▶ **WORK TO BE COMPLETED**:
Count, in the entries, the lines with "JSON". Answer with the number only.
** Begin **
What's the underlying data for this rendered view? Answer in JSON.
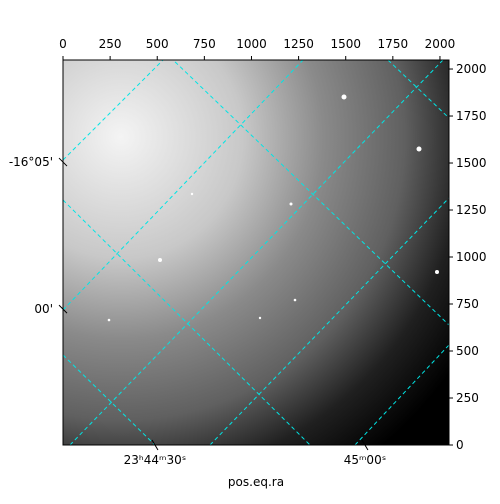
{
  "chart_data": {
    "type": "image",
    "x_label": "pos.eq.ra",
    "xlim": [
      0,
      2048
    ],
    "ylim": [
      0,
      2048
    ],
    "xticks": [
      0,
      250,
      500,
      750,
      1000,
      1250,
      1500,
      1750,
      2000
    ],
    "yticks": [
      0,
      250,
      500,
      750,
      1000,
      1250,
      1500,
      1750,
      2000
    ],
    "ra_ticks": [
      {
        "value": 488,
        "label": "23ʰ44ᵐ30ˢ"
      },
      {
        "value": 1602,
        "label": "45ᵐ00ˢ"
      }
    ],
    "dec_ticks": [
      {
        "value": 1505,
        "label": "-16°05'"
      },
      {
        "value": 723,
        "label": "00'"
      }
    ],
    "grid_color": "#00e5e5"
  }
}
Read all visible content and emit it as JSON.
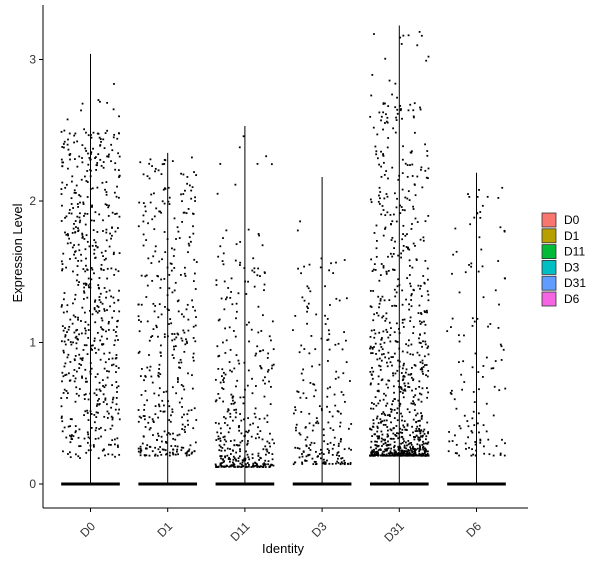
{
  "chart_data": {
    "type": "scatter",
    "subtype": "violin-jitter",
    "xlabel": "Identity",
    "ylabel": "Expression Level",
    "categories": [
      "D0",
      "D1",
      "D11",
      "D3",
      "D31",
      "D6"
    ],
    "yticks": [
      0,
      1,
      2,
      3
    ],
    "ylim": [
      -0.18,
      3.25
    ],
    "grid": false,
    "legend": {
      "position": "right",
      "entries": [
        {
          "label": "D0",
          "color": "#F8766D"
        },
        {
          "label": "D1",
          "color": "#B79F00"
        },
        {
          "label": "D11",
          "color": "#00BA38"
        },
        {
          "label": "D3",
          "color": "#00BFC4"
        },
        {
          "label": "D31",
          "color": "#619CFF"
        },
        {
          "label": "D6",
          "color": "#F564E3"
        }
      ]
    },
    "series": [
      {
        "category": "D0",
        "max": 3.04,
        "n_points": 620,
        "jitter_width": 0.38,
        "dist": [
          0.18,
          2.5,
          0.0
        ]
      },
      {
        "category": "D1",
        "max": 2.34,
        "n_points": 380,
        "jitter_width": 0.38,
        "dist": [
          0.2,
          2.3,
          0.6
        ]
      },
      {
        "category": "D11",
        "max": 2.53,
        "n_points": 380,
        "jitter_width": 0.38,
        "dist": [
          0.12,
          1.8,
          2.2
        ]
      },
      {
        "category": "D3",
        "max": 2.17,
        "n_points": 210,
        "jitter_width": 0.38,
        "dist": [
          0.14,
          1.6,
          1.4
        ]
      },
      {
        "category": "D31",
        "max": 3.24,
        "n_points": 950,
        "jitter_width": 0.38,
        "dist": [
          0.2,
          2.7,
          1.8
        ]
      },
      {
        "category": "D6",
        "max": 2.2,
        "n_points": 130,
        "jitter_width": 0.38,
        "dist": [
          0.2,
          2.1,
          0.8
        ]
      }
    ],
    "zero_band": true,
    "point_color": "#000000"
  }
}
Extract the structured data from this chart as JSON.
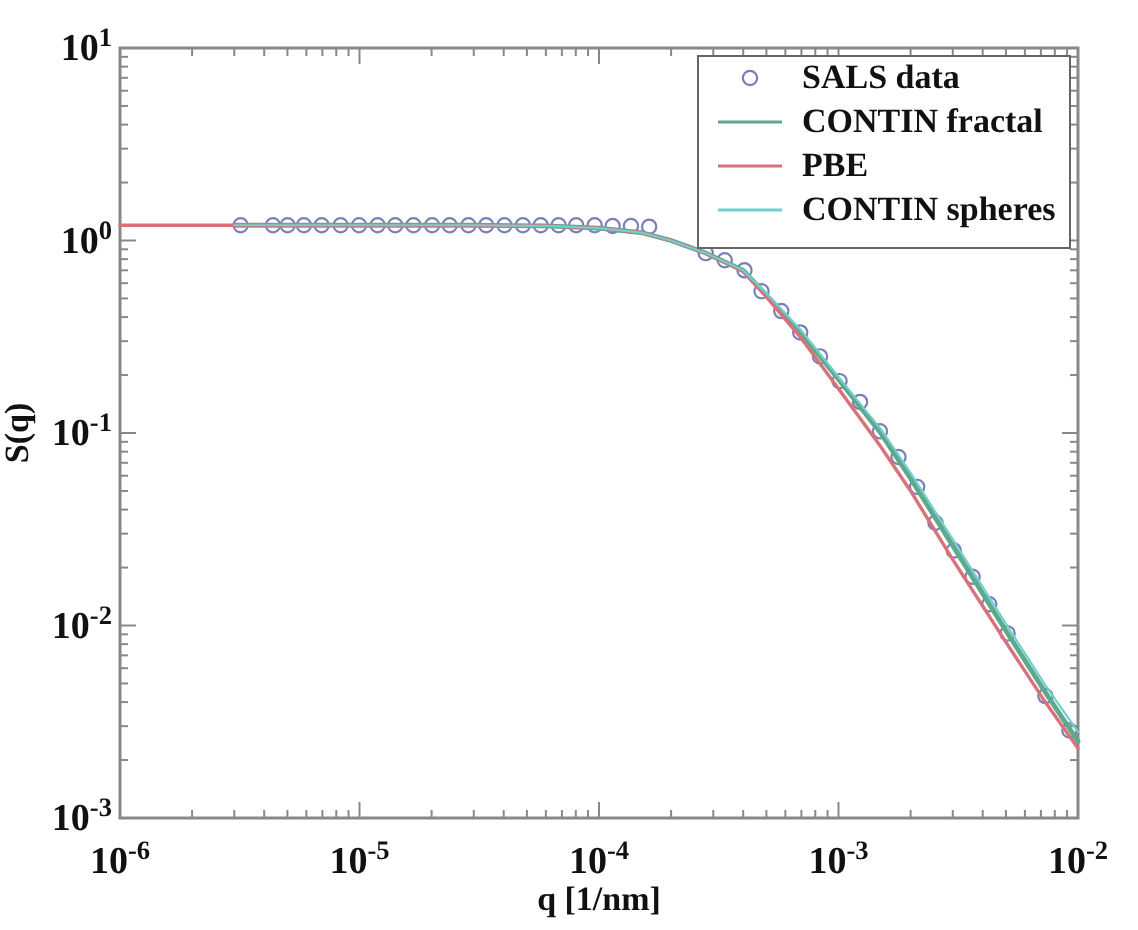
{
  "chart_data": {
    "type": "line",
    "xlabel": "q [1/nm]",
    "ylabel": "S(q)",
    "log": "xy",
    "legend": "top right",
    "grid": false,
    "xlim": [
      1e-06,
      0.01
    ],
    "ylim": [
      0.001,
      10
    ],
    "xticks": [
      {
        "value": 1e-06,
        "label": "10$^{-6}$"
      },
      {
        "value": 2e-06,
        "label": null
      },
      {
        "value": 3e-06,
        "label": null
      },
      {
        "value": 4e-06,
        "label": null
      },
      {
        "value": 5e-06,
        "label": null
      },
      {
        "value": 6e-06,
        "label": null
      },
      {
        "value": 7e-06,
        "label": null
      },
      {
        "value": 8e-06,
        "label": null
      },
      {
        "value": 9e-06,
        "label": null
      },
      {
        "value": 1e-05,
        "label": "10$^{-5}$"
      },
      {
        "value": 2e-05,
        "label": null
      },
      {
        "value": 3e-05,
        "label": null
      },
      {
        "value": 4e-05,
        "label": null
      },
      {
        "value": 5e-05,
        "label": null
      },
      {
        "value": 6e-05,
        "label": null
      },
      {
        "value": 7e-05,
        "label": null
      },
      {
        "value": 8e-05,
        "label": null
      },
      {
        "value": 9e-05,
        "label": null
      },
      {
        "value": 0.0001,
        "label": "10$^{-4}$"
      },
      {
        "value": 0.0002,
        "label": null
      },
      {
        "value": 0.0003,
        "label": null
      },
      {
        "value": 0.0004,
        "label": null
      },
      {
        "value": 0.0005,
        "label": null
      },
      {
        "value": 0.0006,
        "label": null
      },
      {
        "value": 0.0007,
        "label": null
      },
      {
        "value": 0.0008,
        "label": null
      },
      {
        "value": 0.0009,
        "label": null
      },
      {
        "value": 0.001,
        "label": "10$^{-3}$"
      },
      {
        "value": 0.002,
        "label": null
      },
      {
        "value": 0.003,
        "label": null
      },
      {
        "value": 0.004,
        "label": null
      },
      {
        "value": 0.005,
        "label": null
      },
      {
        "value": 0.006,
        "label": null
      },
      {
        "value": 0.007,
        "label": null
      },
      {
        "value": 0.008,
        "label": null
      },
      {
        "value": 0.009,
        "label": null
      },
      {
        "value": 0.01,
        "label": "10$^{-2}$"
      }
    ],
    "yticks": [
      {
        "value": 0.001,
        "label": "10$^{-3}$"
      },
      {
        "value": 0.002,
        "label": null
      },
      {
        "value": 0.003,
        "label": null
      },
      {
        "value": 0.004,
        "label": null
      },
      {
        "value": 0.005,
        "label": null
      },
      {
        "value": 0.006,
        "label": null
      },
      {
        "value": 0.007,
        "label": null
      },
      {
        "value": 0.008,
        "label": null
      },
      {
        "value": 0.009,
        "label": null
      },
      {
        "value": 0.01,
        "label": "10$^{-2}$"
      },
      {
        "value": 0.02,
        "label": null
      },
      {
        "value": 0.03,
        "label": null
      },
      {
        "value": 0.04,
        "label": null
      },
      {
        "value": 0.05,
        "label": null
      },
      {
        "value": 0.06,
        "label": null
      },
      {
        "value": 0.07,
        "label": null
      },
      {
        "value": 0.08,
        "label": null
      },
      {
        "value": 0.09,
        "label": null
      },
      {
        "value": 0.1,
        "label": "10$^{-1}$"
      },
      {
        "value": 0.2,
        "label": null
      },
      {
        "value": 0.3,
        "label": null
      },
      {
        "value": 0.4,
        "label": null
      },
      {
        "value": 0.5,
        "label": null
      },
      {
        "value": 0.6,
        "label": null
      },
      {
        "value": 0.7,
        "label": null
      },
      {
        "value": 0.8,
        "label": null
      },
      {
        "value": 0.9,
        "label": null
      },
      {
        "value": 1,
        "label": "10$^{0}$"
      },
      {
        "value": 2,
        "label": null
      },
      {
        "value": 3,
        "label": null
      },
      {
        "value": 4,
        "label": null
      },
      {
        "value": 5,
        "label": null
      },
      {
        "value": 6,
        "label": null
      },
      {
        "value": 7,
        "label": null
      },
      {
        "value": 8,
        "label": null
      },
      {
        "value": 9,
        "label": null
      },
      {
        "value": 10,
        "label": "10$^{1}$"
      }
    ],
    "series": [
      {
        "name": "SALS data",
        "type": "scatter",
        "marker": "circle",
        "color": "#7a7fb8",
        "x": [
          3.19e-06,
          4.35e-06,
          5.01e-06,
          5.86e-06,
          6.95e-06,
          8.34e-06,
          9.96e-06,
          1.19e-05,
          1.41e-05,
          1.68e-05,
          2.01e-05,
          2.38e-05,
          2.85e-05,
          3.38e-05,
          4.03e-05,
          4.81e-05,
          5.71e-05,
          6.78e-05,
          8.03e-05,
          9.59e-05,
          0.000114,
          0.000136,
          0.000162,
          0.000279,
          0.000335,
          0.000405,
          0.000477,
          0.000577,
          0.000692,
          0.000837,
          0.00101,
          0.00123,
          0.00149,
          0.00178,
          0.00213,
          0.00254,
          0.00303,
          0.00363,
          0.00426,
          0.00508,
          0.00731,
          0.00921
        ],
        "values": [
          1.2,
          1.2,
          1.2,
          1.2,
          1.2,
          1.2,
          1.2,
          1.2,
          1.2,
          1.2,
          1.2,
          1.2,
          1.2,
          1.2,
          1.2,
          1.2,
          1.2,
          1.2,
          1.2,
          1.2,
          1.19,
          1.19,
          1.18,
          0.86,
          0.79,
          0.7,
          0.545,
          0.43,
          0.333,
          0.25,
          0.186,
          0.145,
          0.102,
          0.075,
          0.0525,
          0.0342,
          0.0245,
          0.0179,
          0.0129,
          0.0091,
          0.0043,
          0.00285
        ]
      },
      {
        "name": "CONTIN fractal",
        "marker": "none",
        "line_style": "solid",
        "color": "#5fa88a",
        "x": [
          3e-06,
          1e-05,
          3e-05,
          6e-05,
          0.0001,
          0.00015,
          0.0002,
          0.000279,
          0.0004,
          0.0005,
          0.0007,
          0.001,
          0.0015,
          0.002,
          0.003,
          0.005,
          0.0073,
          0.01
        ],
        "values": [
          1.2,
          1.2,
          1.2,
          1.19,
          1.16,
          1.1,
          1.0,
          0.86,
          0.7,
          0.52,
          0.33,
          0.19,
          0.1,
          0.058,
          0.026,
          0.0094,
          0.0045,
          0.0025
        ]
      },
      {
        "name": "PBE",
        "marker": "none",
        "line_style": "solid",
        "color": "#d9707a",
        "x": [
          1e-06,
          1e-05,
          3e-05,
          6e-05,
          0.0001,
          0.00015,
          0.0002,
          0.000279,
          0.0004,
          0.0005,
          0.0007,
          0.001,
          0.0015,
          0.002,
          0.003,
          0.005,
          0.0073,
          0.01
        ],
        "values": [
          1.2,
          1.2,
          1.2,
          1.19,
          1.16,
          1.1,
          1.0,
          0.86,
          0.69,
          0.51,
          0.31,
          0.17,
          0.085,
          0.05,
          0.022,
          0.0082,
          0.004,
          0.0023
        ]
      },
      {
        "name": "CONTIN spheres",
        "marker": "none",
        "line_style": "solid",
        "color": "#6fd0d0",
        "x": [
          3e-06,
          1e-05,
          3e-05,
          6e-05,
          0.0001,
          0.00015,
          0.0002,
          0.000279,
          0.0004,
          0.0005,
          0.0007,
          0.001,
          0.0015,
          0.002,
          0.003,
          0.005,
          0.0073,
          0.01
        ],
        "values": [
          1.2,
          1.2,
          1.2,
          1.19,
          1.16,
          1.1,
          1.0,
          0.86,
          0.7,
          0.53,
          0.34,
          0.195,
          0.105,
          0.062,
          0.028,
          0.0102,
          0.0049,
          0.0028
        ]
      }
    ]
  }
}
** End **
▶ **OUTPUT BELOW**:
3